## The task
Retype, word for word, the stretch of the tax appeal opinion from "Petitioner appeals as" through "quotation marks omitted).".

## Excerpt
Before: Owens, P.J., and Saad and Fort Hood, JJ.
PER CURIAM.
Petitioner appeals as of right from an opinion and judgment entered by the Small Claims
Division of the Tax Tribunal that upheld respondent’s assessment of petitioner’s real property.
We affirm. This case is being decided without oral argument pursuant to MCR 7.214(E).
In the absence of fraud, this Court reviews a decision of the Tax Tribunal to determine
whether the tribunal erred in applying the law or adopted a wrong legal principle. Danse Corp v
Madison Hts, 466 Mich 175, 178; 644 NW2d 721 (2002). The tribunal’s factual findings are
conclusive if supported by competent, material, and substantial evidence on the whole record.
Id. (citation and internal quotation marks omitted).
In 2002, petitioner purchased the property for $165,000 and constructed a second-story
addition that approximately doubled the living square footage.

## Given entries
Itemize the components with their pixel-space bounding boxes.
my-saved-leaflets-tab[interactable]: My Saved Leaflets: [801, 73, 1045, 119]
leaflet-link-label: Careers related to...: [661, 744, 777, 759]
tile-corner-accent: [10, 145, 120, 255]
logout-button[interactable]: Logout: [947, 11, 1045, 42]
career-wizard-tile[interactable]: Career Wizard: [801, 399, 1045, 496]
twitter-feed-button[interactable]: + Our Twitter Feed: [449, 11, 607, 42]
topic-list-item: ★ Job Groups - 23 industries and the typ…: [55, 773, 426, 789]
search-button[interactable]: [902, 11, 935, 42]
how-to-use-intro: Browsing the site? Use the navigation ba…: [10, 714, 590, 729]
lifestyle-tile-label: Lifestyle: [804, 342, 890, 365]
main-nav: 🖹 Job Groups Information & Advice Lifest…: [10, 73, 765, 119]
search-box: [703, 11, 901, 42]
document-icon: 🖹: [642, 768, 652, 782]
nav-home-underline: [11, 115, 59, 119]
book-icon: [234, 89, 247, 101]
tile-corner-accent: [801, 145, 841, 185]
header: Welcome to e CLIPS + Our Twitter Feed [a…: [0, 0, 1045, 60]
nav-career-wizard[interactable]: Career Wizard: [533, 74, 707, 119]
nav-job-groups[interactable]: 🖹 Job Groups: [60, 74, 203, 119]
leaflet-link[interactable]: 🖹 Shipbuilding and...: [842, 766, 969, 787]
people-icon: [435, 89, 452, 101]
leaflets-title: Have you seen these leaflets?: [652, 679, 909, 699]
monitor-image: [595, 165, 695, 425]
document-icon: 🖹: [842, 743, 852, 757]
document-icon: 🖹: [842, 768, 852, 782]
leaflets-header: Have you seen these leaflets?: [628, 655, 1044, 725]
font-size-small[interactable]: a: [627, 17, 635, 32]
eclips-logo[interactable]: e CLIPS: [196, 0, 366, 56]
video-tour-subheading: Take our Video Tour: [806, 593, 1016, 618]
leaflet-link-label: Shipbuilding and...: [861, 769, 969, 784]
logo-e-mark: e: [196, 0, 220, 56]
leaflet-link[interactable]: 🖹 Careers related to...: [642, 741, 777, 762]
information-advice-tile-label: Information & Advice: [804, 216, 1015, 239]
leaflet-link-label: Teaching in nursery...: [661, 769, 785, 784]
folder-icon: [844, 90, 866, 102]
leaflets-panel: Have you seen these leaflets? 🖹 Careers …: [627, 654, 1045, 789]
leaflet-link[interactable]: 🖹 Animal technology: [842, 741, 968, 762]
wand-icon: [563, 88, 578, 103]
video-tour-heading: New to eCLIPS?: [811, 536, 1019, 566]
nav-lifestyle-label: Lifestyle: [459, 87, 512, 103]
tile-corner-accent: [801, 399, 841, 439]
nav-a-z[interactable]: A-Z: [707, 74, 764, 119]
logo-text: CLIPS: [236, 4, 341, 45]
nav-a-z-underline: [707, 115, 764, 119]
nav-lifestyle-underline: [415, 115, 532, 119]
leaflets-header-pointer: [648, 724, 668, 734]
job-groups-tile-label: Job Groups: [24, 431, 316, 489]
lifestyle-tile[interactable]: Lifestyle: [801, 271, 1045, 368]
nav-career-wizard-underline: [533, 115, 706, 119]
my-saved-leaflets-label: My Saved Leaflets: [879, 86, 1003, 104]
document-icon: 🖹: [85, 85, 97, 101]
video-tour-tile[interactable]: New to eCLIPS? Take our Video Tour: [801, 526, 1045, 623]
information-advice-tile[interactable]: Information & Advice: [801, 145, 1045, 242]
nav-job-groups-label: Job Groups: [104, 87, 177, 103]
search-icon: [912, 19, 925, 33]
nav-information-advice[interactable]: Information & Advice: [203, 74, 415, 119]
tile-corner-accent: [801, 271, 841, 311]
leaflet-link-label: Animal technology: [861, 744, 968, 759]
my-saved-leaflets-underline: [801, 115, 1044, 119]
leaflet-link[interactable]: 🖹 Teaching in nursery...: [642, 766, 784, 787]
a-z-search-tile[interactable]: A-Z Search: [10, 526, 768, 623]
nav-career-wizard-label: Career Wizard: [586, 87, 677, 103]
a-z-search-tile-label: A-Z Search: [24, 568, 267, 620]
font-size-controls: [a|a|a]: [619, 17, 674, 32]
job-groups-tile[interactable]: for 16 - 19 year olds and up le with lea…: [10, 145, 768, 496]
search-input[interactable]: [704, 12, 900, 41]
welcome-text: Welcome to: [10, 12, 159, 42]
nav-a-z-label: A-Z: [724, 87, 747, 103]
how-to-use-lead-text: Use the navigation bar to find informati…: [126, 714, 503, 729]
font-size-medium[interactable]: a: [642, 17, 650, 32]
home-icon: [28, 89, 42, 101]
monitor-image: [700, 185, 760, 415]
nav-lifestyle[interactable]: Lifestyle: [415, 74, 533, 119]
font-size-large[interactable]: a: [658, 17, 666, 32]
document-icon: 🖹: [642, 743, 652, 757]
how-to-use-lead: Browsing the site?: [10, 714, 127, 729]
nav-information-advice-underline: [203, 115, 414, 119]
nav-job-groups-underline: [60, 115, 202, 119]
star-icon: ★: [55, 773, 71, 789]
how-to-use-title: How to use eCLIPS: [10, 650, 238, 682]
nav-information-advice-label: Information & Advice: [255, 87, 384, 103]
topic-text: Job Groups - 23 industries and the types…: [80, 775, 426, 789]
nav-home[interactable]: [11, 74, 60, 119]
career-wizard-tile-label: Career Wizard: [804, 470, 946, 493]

## Output for this exercise
Petitioner appeals as of right from an opinion and judgment entered by the Small Claims
Division of the Tax Tribunal that upheld respondent’s assessment of petitioner’s real property.
We affirm. This case is being decided without oral argument pursuant to MCR 7.214(E).
In the absence of fraud, this Court reviews a decision of the Tax Tribunal to determine
whether the tribunal erred in applying the law or adopted a wrong legal principle. Danse Corp v
Madison Hts, 466 Mich 175, 178; 644 NW2d 721 (2002). The tribunal’s factual findings are
conclusive if supported by competent, material, and substantial evidence on the whole record.
Id. (citation and internal quotation marks omitted).